╭──

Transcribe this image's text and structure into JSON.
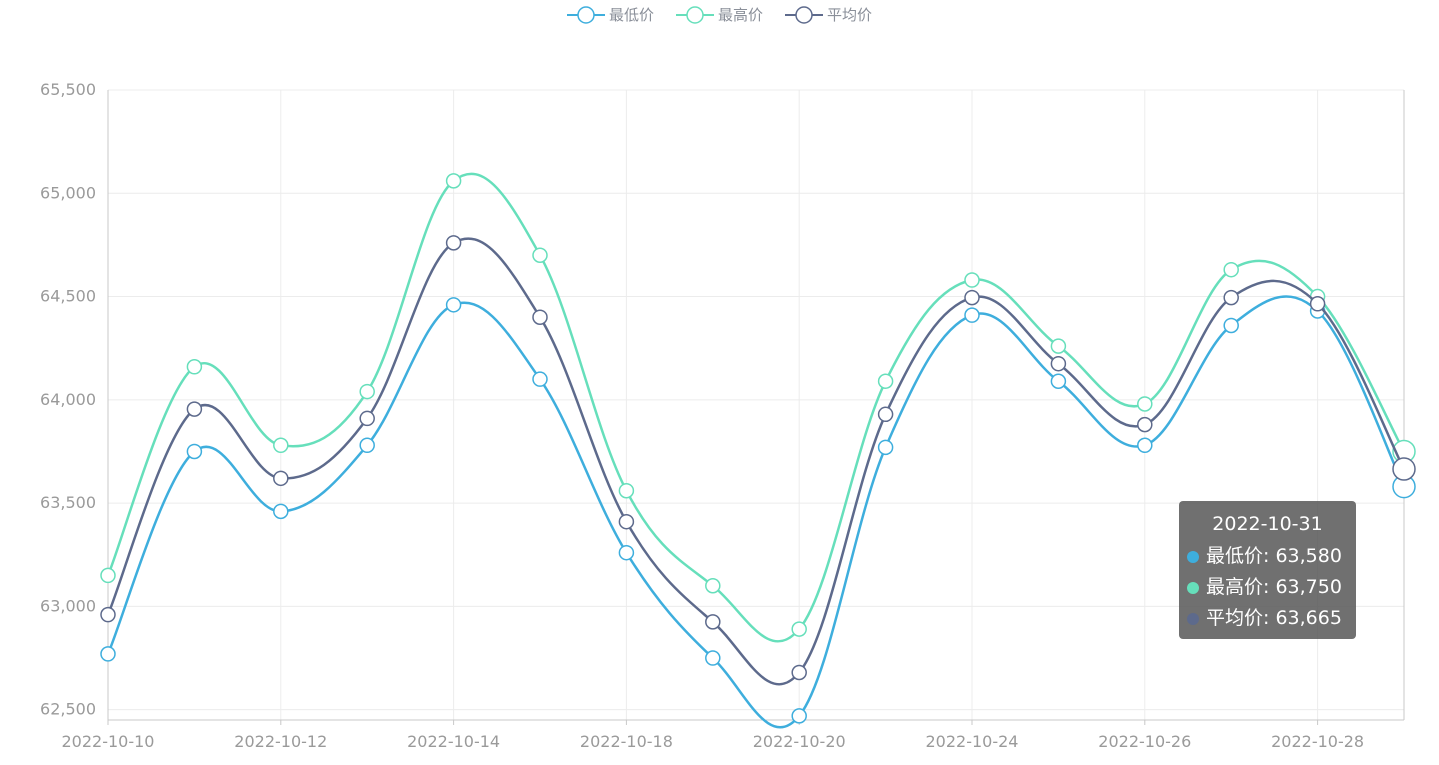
{
  "chart_data": {
    "type": "line",
    "x": [
      "2022-10-10",
      "2022-10-11",
      "2022-10-12",
      "2022-10-13",
      "2022-10-14",
      "2022-10-17",
      "2022-10-18",
      "2022-10-19",
      "2022-10-20",
      "2022-10-21",
      "2022-10-24",
      "2022-10-25",
      "2022-10-26",
      "2022-10-27",
      "2022-10-28",
      "2022-10-31"
    ],
    "x_tick_labels": [
      "2022-10-10",
      "2022-10-12",
      "2022-10-14",
      "2022-10-18",
      "2022-10-20",
      "2022-10-24",
      "2022-10-26",
      "2022-10-28"
    ],
    "series": [
      {
        "name": "最低价",
        "color": "#3eaedd",
        "values": [
          62770,
          63750,
          63460,
          63780,
          64460,
          64100,
          63260,
          62750,
          62470,
          63770,
          64410,
          64090,
          63780,
          64360,
          64430,
          63580
        ]
      },
      {
        "name": "最高价",
        "color": "#66dfbb",
        "values": [
          63150,
          64160,
          63780,
          64040,
          65060,
          64700,
          63560,
          63100,
          62890,
          64090,
          64580,
          64260,
          63980,
          64630,
          64500,
          63750
        ]
      },
      {
        "name": "平均价",
        "color": "#5d6a8c",
        "values": [
          62960,
          63955,
          63620,
          63910,
          64760,
          64400,
          63410,
          62925,
          62680,
          63930,
          64495,
          64175,
          63880,
          64495,
          64465,
          63665
        ]
      }
    ],
    "y_ticks": [
      62500,
      63000,
      63500,
      64000,
      64500,
      65000,
      65500
    ],
    "y_tick_labels": [
      "62,500",
      "63,000",
      "63,500",
      "64,000",
      "64,500",
      "65,000",
      "65,500"
    ],
    "ylim": [
      62450,
      65500
    ],
    "grid": true,
    "legend_position": "top-center"
  },
  "legend": [
    {
      "label": "最低价",
      "color": "#3eaedd",
      "icon": "circle-line-icon"
    },
    {
      "label": "最高价",
      "color": "#66dfbb",
      "icon": "circle-line-icon"
    },
    {
      "label": "平均价",
      "color": "#5d6a8c",
      "icon": "circle-line-icon"
    }
  ],
  "tooltip": {
    "title": "2022-10-31",
    "rows": [
      {
        "label": "最低价: 63,580",
        "color": "#3eaedd"
      },
      {
        "label": "最高价: 63,750",
        "color": "#66dfbb"
      },
      {
        "label": "平均价: 63,665",
        "color": "#5d6a8c"
      }
    ]
  },
  "colors": {
    "axis": "#c8c8c8",
    "grid": "#ececec",
    "tick_text": "#9a9a9a"
  }
}
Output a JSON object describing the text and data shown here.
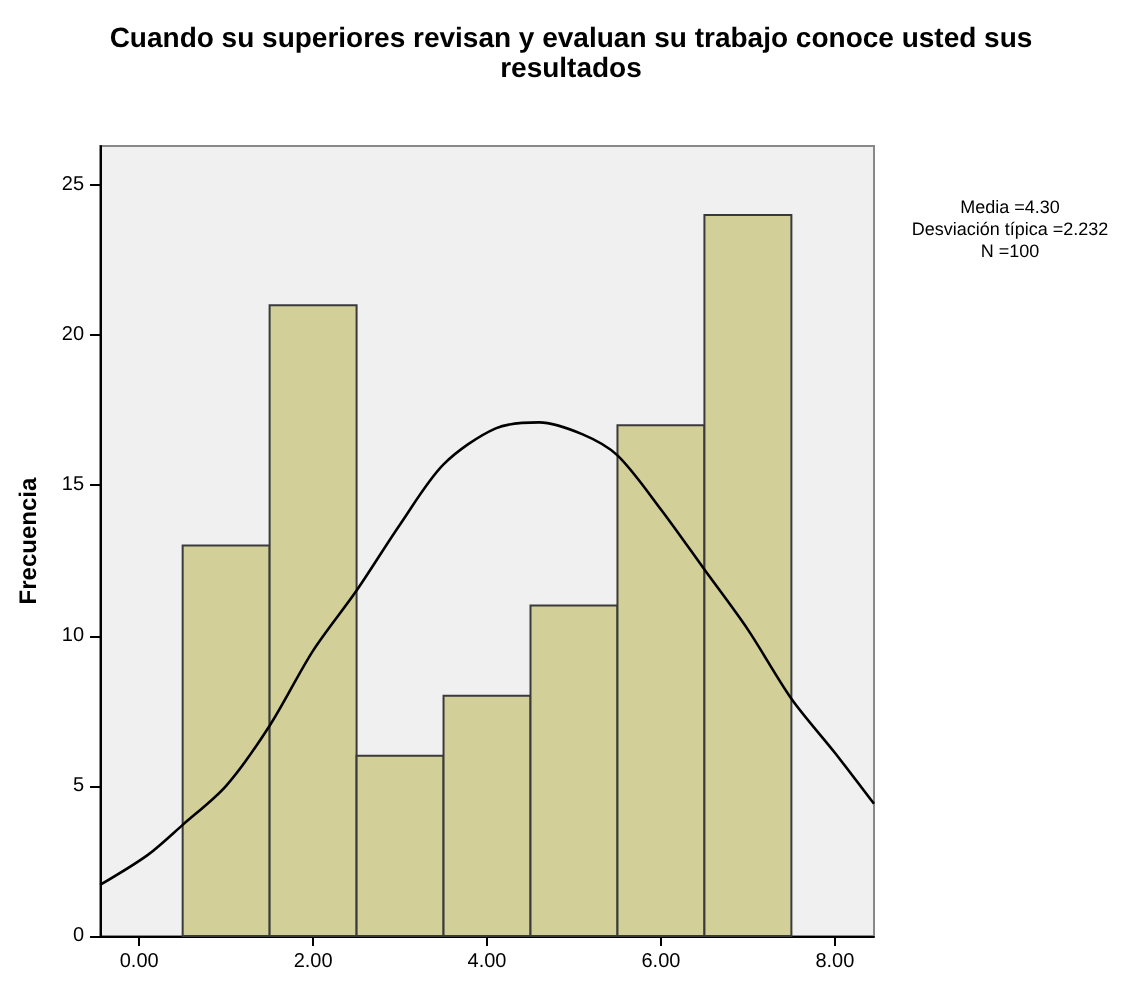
{
  "chart_data": {
    "type": "histogram",
    "title": "Cuando su superiores revisan y evaluan su trabajo conoce usted sus\nresultados",
    "ylabel": "Frecuencia",
    "annotations": [
      "Media =4.30",
      "Desviación típica =2.232",
      "N =100"
    ],
    "bins": [
      0.5,
      1.5,
      2.5,
      3.5,
      4.5,
      5.5,
      6.5,
      7.5
    ],
    "series": [
      {
        "type": "histogram",
        "color": "#d3cf98",
        "values": [
          13,
          21,
          6,
          8,
          11,
          17,
          24
        ]
      },
      {
        "type": "line",
        "color": "#000000",
        "x": [
          -0.45,
          0.1,
          0.5,
          1.0,
          1.5,
          2.0,
          2.5,
          3.0,
          3.5,
          4.1,
          4.6,
          5.1,
          5.5,
          6.0,
          6.5,
          7.0,
          7.5,
          8.0,
          8.45
        ],
        "values": [
          1.7,
          2.7,
          3.7,
          5.0,
          7.0,
          9.5,
          11.5,
          13.7,
          15.7,
          16.9,
          17.1,
          16.7,
          16.0,
          14.2,
          12.2,
          10.2,
          7.9,
          6.1,
          4.4
        ]
      }
    ],
    "xlim": [
      -0.45,
      8.45
    ],
    "xticks": [
      {
        "value": 0,
        "label": "0.00"
      },
      {
        "value": 2,
        "label": "2.00"
      },
      {
        "value": 4,
        "label": "4.00"
      },
      {
        "value": 6,
        "label": "6.00"
      },
      {
        "value": 8,
        "label": "8.00"
      }
    ],
    "ylim": [
      0,
      26.3
    ],
    "yticks": [
      0,
      5,
      10,
      15,
      20,
      25
    ],
    "marker": "none"
  }
}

╰──

Your task :: Select all lines in the listing above where the word "type" appears, and show them.

The response ::
    "type": "line",
    "type": "histogram",
        "type": "histogram",
        "type": "line",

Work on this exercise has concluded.